## Goal of the exercise
Pull out every line below containing the word "JSON".

## Data records
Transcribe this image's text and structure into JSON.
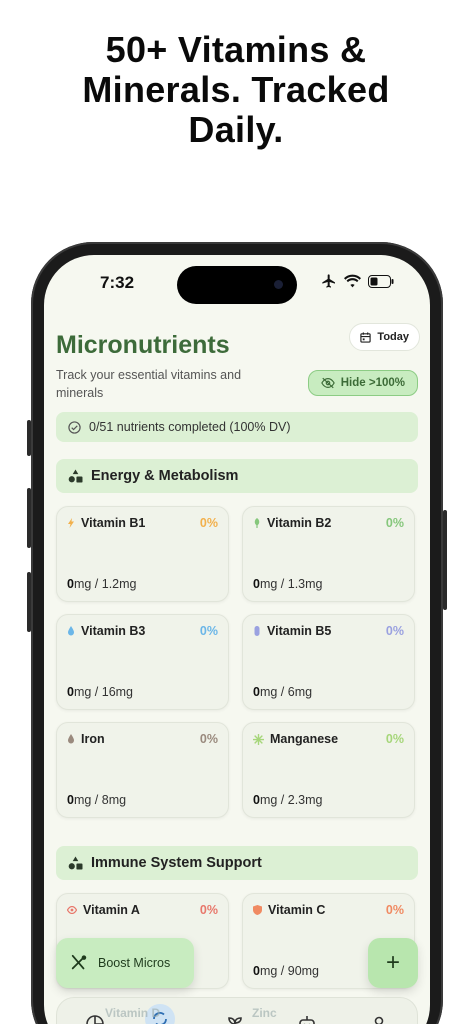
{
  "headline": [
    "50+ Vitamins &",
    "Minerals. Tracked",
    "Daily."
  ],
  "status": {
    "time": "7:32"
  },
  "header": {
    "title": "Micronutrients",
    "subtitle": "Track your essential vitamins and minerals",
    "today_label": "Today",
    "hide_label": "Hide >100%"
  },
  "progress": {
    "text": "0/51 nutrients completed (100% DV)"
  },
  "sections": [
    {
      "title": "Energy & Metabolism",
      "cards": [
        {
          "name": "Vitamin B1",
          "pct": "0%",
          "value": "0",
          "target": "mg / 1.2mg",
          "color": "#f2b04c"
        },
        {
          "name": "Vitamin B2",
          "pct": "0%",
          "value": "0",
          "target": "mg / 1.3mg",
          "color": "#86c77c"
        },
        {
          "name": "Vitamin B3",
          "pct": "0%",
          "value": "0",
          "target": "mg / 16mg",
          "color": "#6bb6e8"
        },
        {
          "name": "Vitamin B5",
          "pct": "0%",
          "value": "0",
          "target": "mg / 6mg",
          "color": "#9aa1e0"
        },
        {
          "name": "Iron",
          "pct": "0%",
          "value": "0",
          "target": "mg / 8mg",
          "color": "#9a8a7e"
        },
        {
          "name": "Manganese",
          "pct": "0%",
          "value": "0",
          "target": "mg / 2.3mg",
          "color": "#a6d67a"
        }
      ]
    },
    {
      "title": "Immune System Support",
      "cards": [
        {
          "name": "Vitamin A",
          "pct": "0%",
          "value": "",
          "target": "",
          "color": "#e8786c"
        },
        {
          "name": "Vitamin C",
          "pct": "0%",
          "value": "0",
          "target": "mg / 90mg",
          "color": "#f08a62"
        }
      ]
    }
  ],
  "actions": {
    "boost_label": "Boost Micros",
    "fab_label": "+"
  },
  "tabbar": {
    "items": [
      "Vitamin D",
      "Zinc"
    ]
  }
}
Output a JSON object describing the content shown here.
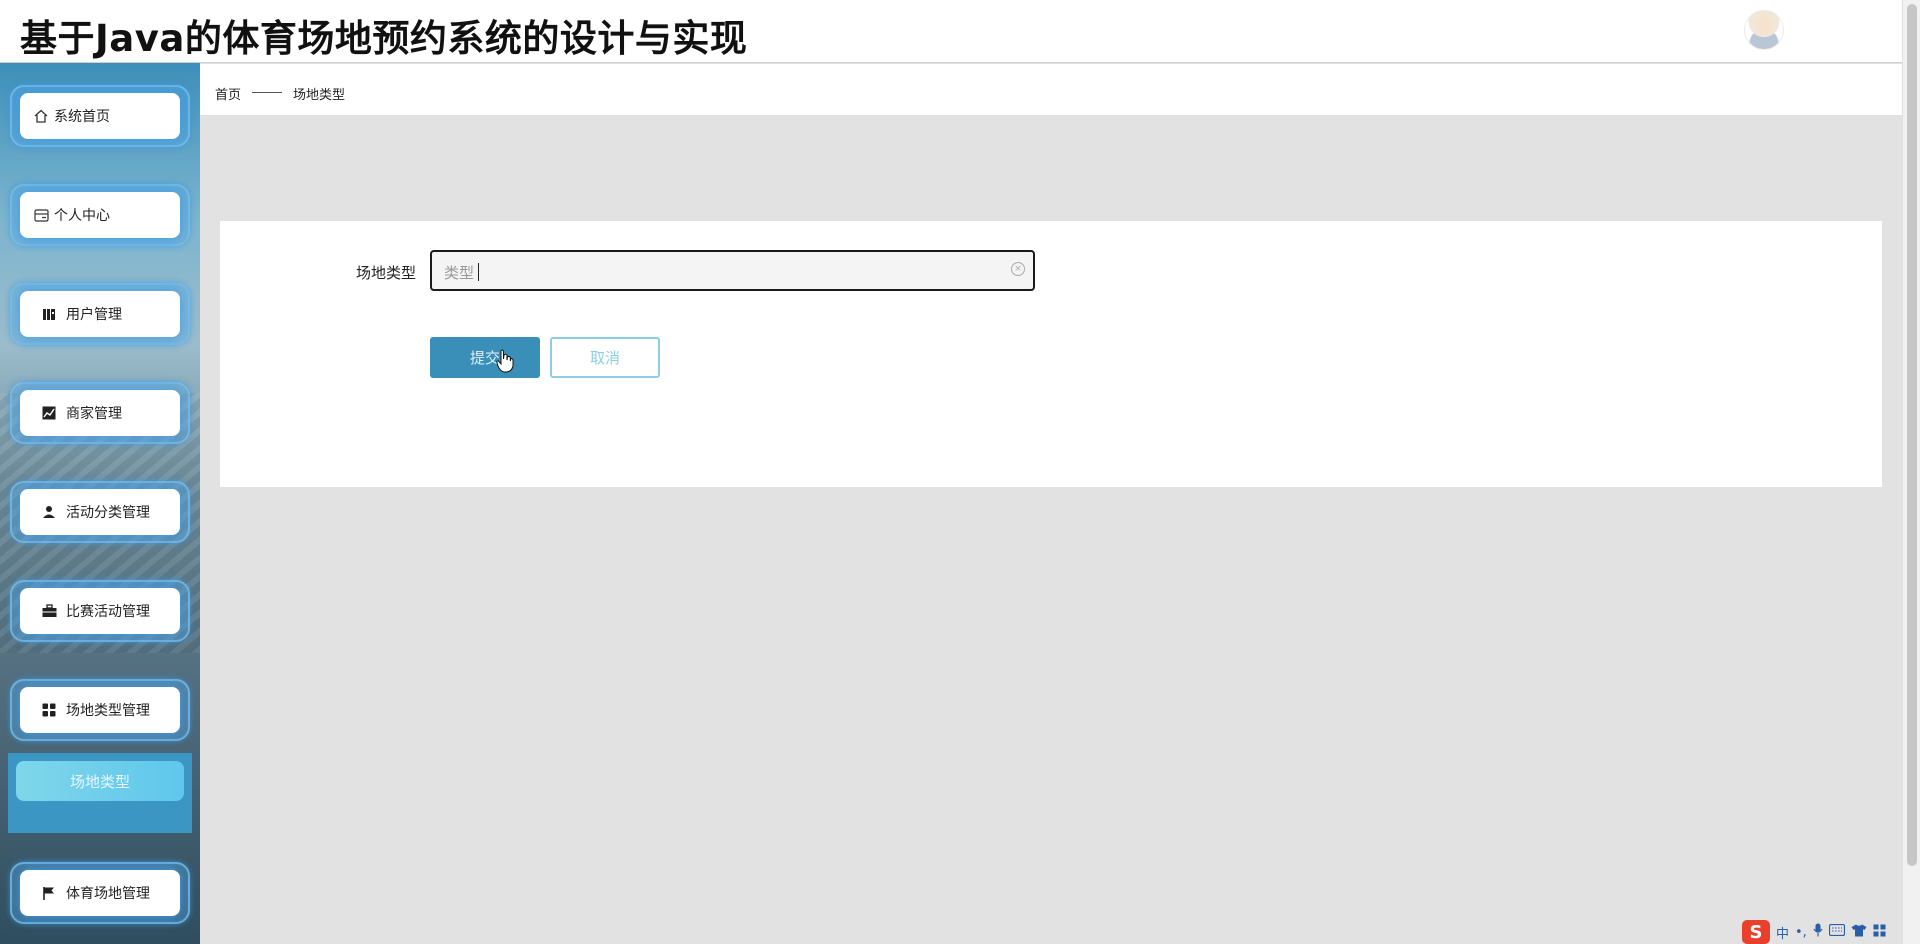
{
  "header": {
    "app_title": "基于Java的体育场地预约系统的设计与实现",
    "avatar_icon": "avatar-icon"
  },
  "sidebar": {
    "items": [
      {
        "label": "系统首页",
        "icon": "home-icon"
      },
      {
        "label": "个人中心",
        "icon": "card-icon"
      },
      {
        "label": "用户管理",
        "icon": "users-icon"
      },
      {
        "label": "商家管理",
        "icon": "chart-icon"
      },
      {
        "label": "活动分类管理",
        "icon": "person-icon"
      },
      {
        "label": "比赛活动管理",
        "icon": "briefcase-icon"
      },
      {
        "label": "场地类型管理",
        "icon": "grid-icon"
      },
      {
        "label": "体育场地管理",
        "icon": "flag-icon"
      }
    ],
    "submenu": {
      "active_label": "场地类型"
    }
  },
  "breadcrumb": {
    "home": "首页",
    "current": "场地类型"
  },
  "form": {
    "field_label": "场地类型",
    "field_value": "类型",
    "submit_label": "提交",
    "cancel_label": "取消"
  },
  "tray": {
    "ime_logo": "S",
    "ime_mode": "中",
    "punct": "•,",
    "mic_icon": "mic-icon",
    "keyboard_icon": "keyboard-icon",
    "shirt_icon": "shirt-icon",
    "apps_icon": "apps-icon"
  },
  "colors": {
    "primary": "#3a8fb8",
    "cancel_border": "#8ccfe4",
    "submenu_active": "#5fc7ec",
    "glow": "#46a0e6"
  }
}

## Task solution
Transcribe this image's text and structure into JSON.
Output a JSON object describing the content shown here.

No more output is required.